**Stored data entries:**

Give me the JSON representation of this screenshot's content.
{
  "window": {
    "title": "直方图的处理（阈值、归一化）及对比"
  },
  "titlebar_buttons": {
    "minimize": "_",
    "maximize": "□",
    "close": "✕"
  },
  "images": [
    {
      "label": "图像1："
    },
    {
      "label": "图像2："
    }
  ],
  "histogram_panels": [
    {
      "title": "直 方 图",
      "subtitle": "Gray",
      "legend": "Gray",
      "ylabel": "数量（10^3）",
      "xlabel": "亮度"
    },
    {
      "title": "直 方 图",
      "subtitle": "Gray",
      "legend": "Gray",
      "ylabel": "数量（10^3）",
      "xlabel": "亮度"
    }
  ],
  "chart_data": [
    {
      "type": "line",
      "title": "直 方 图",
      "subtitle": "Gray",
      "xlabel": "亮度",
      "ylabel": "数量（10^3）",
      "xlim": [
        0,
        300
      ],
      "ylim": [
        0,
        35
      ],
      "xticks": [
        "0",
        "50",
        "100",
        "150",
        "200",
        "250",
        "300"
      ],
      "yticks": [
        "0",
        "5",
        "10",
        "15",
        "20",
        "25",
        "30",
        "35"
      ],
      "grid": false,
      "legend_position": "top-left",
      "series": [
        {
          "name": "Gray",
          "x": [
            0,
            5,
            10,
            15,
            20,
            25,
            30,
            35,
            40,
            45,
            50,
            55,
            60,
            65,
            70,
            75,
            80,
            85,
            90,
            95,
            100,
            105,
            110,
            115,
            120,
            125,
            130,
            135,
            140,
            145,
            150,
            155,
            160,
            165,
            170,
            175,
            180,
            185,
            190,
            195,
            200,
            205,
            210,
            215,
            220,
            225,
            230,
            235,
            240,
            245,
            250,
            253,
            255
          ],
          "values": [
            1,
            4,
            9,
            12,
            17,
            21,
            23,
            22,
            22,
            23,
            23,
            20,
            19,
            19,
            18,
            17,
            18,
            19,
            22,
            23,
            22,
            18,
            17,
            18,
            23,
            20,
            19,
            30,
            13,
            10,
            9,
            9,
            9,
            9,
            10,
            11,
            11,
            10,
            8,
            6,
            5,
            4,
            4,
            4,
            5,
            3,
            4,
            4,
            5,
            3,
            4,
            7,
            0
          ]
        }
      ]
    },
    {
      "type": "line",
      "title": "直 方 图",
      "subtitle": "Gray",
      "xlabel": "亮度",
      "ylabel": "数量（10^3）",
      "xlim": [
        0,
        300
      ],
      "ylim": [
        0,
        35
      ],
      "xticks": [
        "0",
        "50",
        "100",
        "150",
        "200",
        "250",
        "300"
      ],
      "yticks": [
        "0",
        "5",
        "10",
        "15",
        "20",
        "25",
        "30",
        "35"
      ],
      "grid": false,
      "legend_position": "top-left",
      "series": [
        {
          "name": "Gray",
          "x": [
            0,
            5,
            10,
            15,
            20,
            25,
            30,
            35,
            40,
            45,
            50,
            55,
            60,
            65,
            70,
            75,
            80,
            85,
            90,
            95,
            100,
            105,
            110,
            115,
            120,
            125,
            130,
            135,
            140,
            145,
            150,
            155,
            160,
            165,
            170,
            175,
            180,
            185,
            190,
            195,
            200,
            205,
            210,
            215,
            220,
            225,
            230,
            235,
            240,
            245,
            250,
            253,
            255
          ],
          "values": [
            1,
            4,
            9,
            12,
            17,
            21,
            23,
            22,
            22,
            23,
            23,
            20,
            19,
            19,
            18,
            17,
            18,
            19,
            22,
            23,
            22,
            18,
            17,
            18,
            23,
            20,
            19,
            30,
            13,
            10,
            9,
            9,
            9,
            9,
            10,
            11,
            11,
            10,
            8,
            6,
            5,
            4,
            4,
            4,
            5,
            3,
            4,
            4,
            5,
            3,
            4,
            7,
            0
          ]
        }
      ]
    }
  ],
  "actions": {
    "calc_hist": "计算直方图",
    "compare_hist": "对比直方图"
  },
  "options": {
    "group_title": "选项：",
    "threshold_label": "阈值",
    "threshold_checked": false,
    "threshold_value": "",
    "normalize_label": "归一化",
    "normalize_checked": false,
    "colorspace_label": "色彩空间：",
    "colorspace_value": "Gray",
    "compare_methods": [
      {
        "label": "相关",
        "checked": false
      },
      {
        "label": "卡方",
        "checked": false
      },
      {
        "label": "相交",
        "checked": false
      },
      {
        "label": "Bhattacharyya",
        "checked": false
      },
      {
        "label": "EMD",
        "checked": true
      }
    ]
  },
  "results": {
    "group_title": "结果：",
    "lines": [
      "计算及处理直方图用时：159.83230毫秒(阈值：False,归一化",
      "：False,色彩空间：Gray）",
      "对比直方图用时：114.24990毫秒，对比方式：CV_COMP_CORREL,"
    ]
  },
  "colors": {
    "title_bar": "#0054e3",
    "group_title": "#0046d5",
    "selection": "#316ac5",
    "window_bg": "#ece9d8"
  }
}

**Set problem:** Gather from the data above every line with the string "色彩空间".

**Output below:**
    "colorspace_label": "色彩空间：",
      "：False,色彩空间：Gray）",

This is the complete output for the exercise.